### [TASK INSTRUCTIONS]
Please restate the following records word for word.

### [Items from a figure collection]

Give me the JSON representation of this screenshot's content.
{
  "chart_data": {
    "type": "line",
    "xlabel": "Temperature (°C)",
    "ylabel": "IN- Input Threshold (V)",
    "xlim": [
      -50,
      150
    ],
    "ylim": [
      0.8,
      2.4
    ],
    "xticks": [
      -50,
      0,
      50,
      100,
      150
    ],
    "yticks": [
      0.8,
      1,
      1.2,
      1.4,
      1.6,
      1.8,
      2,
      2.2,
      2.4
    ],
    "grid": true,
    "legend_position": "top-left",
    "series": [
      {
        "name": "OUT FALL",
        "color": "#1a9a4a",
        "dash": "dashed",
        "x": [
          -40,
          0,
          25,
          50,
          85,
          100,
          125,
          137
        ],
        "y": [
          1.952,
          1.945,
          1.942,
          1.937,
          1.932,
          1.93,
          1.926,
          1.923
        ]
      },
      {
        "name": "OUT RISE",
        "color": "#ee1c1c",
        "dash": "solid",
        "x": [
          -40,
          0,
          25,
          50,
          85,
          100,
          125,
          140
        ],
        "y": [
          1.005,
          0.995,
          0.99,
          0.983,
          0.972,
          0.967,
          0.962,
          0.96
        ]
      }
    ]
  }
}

### [EXPECTED ANSWER]
Give me the JSON representation of this screenshot's content.
{
  "chart_data": {
    "type": "line",
    "xlabel": "Temperature (°C)",
    "ylabel": "IN- Input Threshold (V)",
    "xlim": [
      -50,
      150
    ],
    "ylim": [
      0.8,
      2.4
    ],
    "xticks": [
      -50,
      0,
      50,
      100,
      150
    ],
    "yticks": [
      0.8,
      1,
      1.2,
      1.4,
      1.6,
      1.8,
      2,
      2.2,
      2.4
    ],
    "grid": true,
    "legend_position": "top-left",
    "series": [
      {
        "name": "OUT FALL",
        "color": "#1a9a4a",
        "dash": "dashed",
        "x": [
          -40,
          0,
          25,
          50,
          85,
          100,
          125,
          137
        ],
        "y": [
          1.952,
          1.945,
          1.942,
          1.937,
          1.932,
          1.93,
          1.926,
          1.923
        ]
      },
      {
        "name": "OUT RISE",
        "color": "#ee1c1c",
        "dash": "solid",
        "x": [
          -40,
          0,
          25,
          50,
          85,
          100,
          125,
          140
        ],
        "y": [
          1.005,
          0.995,
          0.99,
          0.983,
          0.972,
          0.967,
          0.962,
          0.96
        ]
      }
    ]
  }
}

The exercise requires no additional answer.